AIM OF THE TASK: Look through the data below. Show each line where the string "name" occurs.
-- START OF EXTRACTED RECORDS --
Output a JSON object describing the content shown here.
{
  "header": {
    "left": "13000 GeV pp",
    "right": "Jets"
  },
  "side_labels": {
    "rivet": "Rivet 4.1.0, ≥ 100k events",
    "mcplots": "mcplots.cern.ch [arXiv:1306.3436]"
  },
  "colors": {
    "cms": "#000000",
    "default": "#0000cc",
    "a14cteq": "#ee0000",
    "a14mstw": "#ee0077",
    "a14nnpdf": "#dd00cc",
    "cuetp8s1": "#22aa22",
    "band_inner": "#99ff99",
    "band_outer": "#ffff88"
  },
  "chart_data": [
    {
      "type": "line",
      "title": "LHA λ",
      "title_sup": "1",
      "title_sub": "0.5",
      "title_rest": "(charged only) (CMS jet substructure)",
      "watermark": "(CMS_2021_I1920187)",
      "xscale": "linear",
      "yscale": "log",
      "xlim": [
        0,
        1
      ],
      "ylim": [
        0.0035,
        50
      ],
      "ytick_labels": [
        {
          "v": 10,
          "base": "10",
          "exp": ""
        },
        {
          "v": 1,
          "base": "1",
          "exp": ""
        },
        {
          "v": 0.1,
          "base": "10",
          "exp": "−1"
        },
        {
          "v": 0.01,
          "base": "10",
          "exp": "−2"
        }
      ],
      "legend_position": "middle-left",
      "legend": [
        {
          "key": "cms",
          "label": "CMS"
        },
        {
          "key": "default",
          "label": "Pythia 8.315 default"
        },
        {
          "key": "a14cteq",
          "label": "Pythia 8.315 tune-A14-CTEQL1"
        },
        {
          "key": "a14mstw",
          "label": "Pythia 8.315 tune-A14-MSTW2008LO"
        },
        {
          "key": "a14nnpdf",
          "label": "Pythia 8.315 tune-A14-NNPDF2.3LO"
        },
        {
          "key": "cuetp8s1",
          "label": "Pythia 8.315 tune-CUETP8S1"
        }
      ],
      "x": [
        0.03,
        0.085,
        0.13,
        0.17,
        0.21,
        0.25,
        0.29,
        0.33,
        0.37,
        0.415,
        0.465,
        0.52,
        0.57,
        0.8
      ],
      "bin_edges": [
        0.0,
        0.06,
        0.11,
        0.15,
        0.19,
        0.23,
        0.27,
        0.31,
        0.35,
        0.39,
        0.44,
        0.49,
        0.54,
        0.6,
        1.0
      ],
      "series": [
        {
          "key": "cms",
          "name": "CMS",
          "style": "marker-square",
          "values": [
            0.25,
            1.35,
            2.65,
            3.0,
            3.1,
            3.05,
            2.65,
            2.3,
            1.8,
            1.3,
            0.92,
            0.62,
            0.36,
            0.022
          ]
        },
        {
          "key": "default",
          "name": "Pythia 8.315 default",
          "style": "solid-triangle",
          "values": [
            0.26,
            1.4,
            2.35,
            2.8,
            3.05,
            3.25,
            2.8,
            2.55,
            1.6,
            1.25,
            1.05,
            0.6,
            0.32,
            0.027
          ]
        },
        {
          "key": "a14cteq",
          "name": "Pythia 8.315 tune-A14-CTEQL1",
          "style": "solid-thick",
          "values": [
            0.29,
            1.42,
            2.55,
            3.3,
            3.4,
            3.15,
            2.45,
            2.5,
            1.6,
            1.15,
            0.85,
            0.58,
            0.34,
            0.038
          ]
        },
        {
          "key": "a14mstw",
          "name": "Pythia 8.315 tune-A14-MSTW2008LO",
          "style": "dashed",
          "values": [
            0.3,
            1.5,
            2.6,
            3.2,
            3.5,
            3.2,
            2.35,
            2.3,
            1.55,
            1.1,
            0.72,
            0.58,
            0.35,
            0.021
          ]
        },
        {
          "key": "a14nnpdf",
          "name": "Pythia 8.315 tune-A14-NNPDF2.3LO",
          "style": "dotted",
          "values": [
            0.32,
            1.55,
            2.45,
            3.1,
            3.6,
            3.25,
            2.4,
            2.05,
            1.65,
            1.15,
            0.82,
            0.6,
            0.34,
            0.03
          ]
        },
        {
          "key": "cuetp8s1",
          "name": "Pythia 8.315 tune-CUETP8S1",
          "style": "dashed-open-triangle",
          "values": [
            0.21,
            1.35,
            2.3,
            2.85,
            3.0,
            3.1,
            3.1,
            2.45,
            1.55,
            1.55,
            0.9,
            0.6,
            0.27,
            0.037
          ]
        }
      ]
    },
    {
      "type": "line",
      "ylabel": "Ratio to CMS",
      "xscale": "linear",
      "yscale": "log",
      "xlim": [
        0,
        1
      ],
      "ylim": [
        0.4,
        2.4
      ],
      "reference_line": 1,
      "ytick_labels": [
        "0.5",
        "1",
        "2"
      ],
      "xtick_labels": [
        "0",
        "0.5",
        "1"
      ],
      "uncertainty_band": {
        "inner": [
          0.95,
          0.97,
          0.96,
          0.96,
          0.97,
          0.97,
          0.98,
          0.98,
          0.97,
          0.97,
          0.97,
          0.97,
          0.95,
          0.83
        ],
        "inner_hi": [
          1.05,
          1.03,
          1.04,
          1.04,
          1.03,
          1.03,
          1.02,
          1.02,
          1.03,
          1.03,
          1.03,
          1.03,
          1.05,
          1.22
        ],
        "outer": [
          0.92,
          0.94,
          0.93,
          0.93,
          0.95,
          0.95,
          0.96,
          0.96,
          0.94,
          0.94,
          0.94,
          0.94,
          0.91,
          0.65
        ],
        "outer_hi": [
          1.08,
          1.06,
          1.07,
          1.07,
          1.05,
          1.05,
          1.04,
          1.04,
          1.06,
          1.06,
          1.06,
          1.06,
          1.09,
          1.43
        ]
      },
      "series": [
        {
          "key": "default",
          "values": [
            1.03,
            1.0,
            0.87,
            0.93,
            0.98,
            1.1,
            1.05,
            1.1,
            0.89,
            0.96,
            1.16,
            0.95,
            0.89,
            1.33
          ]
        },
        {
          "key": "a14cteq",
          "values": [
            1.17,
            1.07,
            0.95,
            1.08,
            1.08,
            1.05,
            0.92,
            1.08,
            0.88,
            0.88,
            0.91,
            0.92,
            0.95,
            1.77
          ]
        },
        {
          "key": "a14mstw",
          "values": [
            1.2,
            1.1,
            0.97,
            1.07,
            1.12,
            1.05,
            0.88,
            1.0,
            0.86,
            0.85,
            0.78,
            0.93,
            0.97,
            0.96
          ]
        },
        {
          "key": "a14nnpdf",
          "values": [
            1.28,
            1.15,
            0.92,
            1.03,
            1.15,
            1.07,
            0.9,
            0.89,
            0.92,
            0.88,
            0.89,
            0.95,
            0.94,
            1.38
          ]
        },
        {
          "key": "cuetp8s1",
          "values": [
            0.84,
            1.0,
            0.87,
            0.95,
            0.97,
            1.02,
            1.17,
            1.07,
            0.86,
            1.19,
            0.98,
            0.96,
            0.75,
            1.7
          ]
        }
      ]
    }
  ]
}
-- END OF EXTRACTED RECORDS --
ANSWER IN FULL:
          "name": "CMS",
          "name": "Pythia 8.315 default",
          "name": "Pythia 8.315 tune-A14-CTEQL1",
          "name": "Pythia 8.315 tune-A14-MSTW2008LO",
          "name": "Pythia 8.315 tune-A14-NNPDF2.3LO",
          "name": "Pythia 8.315 tune-CUETP8S1",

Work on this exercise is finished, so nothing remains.